→ **EXERCISE REQUIREMENTS**: Your task is to transcribe all of the data below exactly, omitting the images.
>> Begin ENTRIES
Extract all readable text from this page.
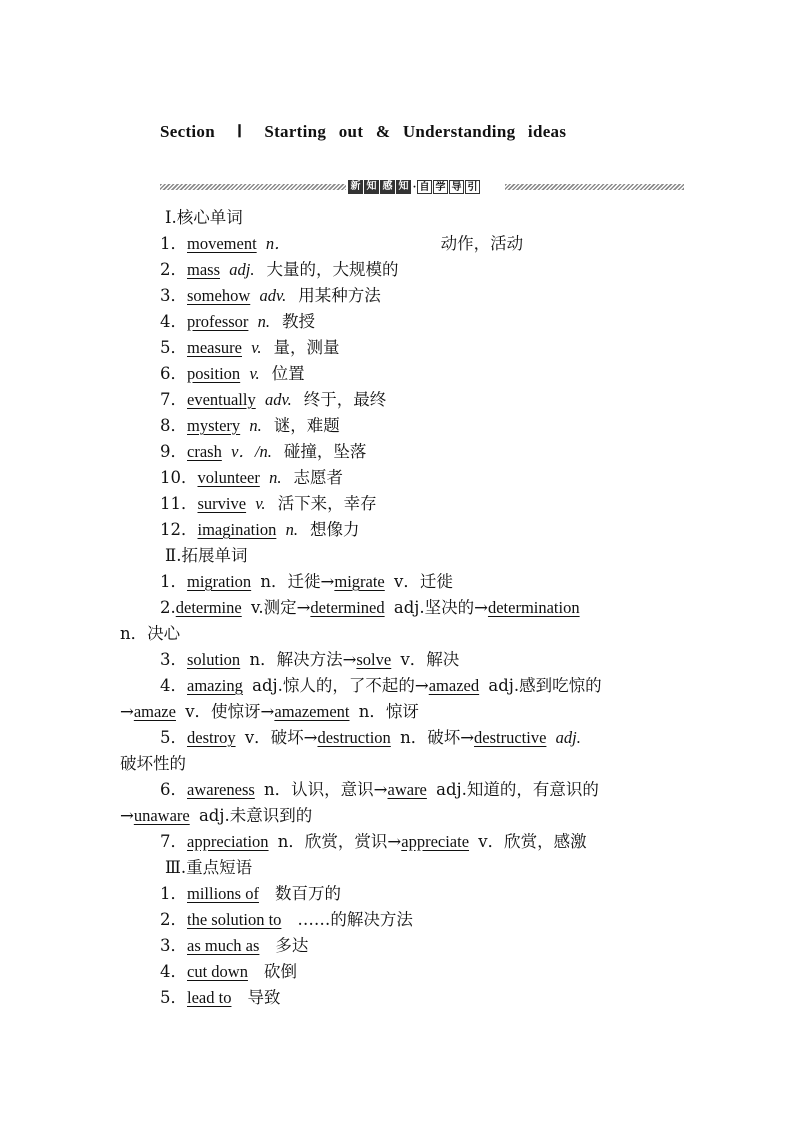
Section Ⅰ Starting out & Understanding ideas
新 知 感 知 · 自 学 导 引
Ⅰ.核心单词
1．movement n．	动作，活动
2．mass adj. 大量的，大规模的
3．somehow adv. 用某种方法
4．professor n. 教授
5．measure v. 量，测量
6．position v. 位置
7．eventually adv. 终于，最终
8．mystery n. 谜，难题
9．crash v．/n. 碰撞，坠落
10．volunteer n. 志愿者
11．survive v. 活下来，幸存
12．imagination n. 想像力
Ⅱ.拓展单词
1．migration n．迁徙→migrate v．迁徙
2.determine v.测定→determined adj.坚决的→determination
n．决心
3．solution n．解决方法→solve v．解决
4．amazing adj.惊人的，了不起的→amazed adj.感到吃惊的
→amaze v．使惊讶→amazement n．惊讶
5．destroy v．破坏→destruction n．破坏→destructive adj.
破坏性的
6．awareness n．认识，意识→aware adj.知道的，有意识的
→unaware adj.未意识到的
7．appreciation n．欣赏，赏识→appreciate v．欣赏，感激
Ⅲ.重点短语
1．millions of 数百万的
2．the solution to ……的解决方法
3．as much as 多达
4．cut down 砍倒
5．lead to 导致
>> End ENTRIES
→ **EXERCISE OUTPUT**:
Extract all readable text from this page.
Section Ⅰ Starting out & Understanding ideas
新 知 感 知 · 自 学 导 引
Ⅰ.核心单词
1．movement n．	动作，活动
2．mass adj. 大量的，大规模的
3．somehow adv. 用某种方法
4．professor n. 教授
5．measure v. 量，测量
6．position v. 位置
7．eventually adv. 终于，最终
8．mystery n. 谜，难题
9．crash v．/n. 碰撞，坠落
10．volunteer n. 志愿者
11．survive v. 活下来，幸存
12．imagination n. 想像力
Ⅱ.拓展单词
1．migration n．迁徙→migrate v．迁徙
2.determine v.测定→determined adj.坚决的→determination
n．决心
3．solution n．解决方法→solve v．解决
4．amazing adj.惊人的，了不起的→amazed adj.感到吃惊的
→amaze v．使惊讶→amazement n．惊讶
5．destroy v．破坏→destruction n．破坏→destructive adj.
破坏性的
6．awareness n．认识，意识→aware adj.知道的，有意识的
→unaware adj.未意识到的
7．appreciation n．欣赏，赏识→appreciate v．欣赏，感激
Ⅲ.重点短语
1．millions of 数百万的
2．the solution to ……的解决方法
3．as much as 多达
4．cut down 砍倒
5．lead to 导致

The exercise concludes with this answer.